- _Written problem_: Copy out each line that mentions the word "image".

- _Supplied records_:
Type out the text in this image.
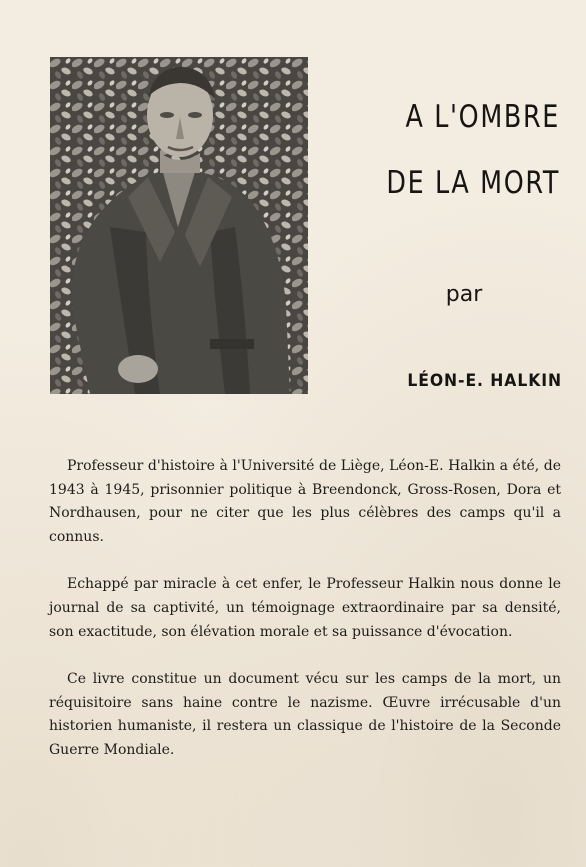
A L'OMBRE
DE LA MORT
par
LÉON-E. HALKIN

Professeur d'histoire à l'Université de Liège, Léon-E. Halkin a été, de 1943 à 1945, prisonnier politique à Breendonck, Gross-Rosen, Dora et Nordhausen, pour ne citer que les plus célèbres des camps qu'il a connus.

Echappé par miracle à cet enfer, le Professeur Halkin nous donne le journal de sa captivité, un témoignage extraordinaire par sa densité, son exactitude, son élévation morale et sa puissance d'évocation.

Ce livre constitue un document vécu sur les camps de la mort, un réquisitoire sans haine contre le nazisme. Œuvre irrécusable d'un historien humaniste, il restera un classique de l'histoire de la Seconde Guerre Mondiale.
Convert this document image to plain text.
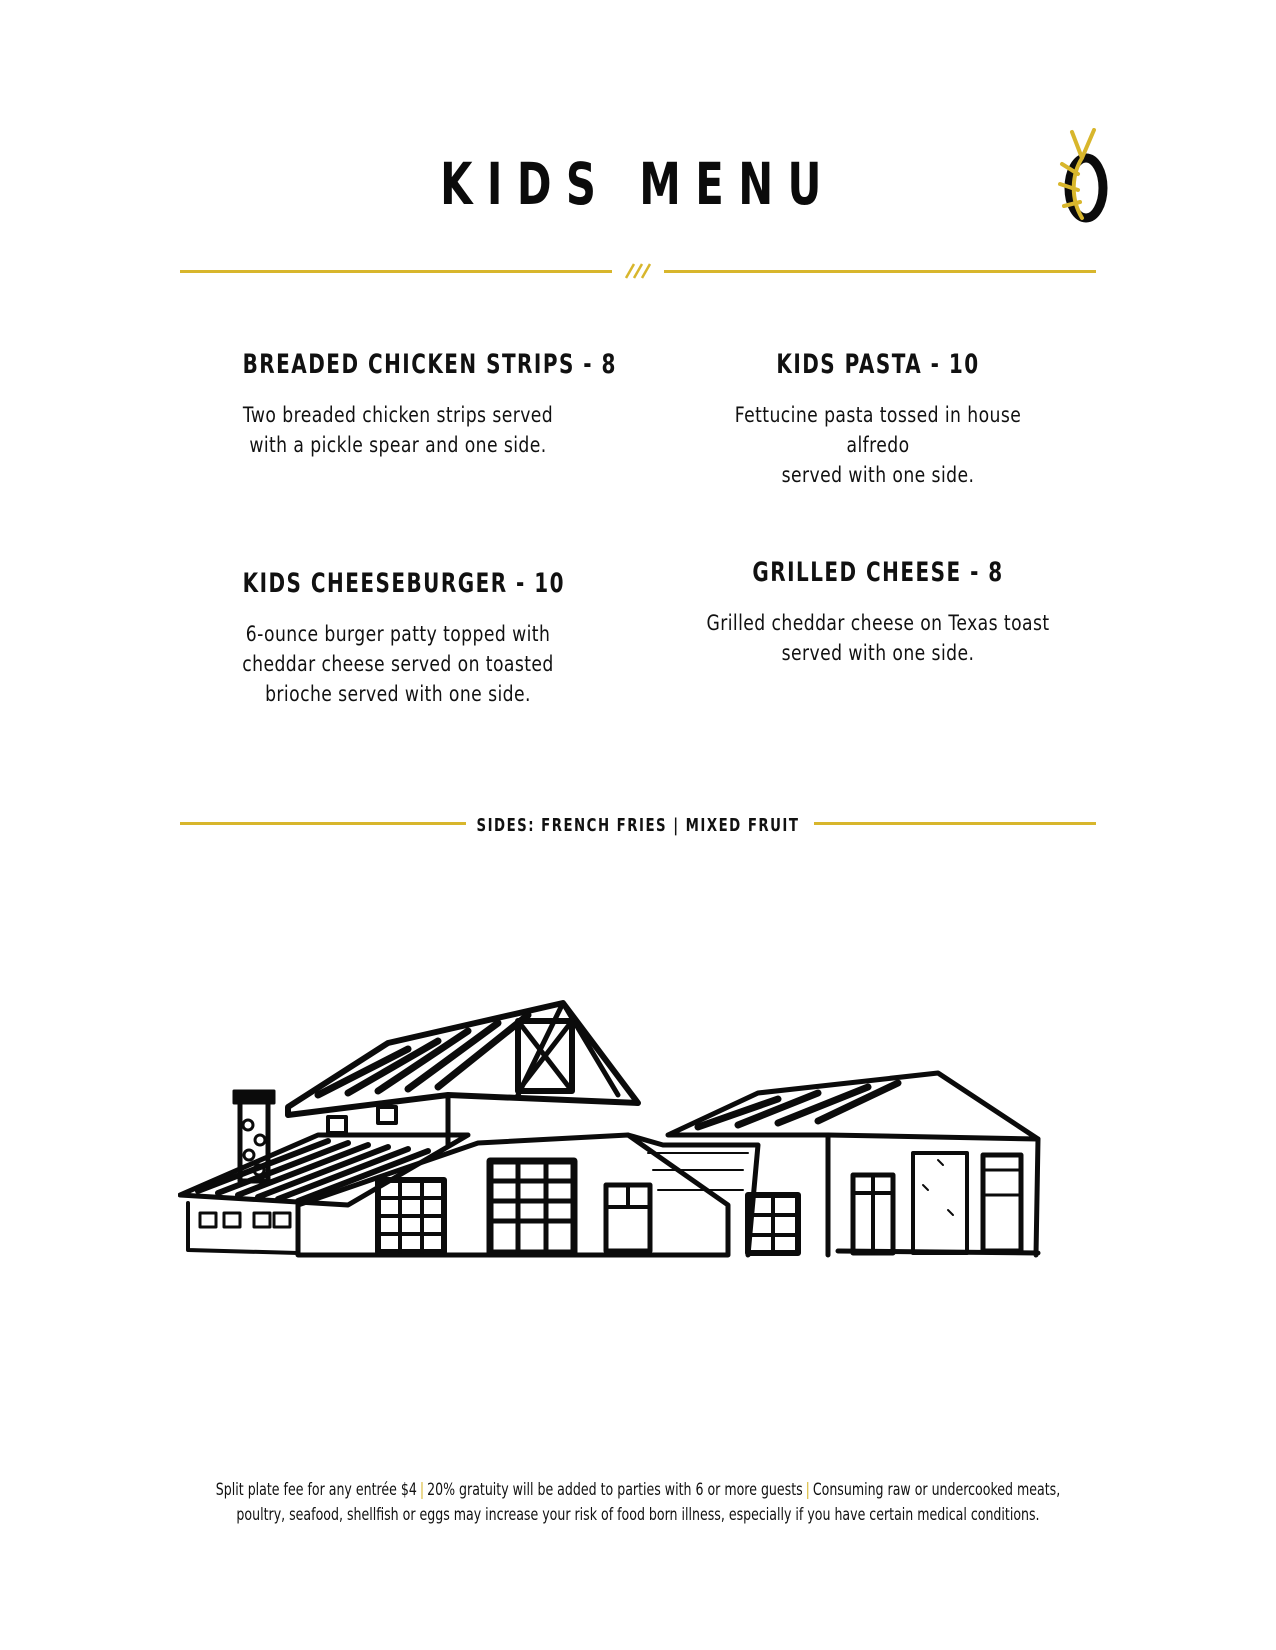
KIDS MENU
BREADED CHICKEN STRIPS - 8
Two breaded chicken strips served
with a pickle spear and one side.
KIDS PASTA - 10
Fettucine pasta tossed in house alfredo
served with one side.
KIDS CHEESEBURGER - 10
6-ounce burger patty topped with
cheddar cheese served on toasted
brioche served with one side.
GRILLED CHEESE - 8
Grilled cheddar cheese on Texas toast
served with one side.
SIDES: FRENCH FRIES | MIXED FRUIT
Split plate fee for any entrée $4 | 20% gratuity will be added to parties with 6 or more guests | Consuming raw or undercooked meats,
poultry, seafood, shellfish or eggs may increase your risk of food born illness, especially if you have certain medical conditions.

...

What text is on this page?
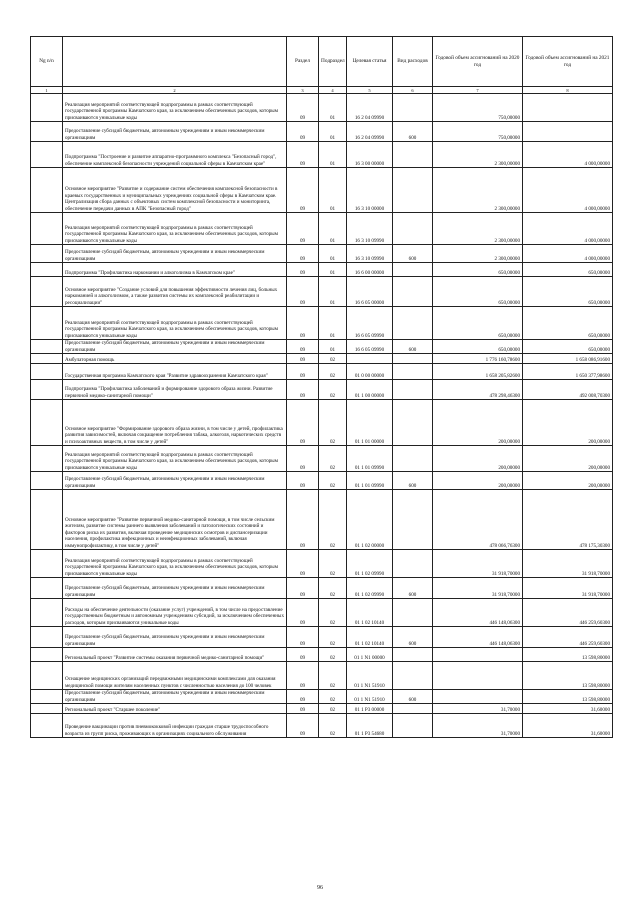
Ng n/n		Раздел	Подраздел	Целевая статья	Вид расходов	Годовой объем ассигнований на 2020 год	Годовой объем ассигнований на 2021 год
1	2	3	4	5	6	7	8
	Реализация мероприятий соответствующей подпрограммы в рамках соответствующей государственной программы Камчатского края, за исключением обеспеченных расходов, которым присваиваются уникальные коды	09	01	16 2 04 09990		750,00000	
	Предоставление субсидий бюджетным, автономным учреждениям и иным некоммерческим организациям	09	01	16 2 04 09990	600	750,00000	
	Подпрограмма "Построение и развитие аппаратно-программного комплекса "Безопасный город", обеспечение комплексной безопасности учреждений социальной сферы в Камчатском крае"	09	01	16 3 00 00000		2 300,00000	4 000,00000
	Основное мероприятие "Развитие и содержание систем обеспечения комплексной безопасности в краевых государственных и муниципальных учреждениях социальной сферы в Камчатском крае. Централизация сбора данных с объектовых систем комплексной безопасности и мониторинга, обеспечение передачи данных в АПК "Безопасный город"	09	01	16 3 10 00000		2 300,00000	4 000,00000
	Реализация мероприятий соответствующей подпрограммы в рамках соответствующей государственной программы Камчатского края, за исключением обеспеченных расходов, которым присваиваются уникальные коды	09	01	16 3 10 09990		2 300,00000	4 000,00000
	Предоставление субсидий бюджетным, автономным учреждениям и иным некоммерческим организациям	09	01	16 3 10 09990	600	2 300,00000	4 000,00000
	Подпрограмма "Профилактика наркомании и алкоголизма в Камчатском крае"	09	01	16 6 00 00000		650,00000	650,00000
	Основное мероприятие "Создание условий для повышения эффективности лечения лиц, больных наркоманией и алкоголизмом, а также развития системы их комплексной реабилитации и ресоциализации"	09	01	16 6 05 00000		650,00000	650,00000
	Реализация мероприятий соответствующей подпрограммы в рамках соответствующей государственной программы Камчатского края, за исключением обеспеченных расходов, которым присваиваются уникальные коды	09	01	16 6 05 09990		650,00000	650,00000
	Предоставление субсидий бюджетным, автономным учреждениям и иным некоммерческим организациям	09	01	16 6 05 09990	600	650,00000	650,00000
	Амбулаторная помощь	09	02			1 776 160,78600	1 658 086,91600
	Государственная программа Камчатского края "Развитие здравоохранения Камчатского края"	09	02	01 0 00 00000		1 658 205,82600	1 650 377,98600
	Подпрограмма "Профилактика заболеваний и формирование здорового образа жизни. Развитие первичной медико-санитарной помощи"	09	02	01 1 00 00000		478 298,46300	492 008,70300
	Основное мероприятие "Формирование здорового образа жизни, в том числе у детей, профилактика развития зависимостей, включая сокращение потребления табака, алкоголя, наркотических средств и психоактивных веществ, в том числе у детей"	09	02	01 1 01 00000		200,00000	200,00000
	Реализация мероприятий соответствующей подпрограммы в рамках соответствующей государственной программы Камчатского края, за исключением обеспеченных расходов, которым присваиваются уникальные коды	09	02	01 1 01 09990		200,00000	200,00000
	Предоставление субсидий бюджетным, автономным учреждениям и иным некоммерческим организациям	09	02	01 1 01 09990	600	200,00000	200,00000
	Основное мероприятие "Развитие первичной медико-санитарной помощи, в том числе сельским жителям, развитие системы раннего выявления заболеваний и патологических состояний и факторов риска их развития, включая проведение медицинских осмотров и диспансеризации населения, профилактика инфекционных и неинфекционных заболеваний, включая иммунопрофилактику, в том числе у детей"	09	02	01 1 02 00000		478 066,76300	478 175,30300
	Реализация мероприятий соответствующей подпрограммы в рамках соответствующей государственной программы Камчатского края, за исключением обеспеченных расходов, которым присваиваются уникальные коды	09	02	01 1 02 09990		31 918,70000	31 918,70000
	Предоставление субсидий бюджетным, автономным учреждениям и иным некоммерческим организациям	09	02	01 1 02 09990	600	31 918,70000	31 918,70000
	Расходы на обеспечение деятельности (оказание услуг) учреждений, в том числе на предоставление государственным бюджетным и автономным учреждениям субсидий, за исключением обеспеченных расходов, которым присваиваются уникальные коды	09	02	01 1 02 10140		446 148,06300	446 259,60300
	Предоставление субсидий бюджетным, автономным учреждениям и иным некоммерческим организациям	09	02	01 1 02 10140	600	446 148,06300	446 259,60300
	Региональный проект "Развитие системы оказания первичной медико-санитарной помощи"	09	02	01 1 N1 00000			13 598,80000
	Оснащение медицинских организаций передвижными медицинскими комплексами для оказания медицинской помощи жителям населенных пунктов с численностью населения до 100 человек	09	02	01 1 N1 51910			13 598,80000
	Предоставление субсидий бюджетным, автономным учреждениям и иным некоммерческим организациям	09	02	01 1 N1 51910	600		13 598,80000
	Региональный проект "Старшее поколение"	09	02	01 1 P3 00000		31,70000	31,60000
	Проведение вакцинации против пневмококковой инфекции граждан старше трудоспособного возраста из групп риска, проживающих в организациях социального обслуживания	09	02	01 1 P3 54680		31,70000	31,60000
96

- _Full solution_:
Type out the text in this image.
Convert this document image to plain text.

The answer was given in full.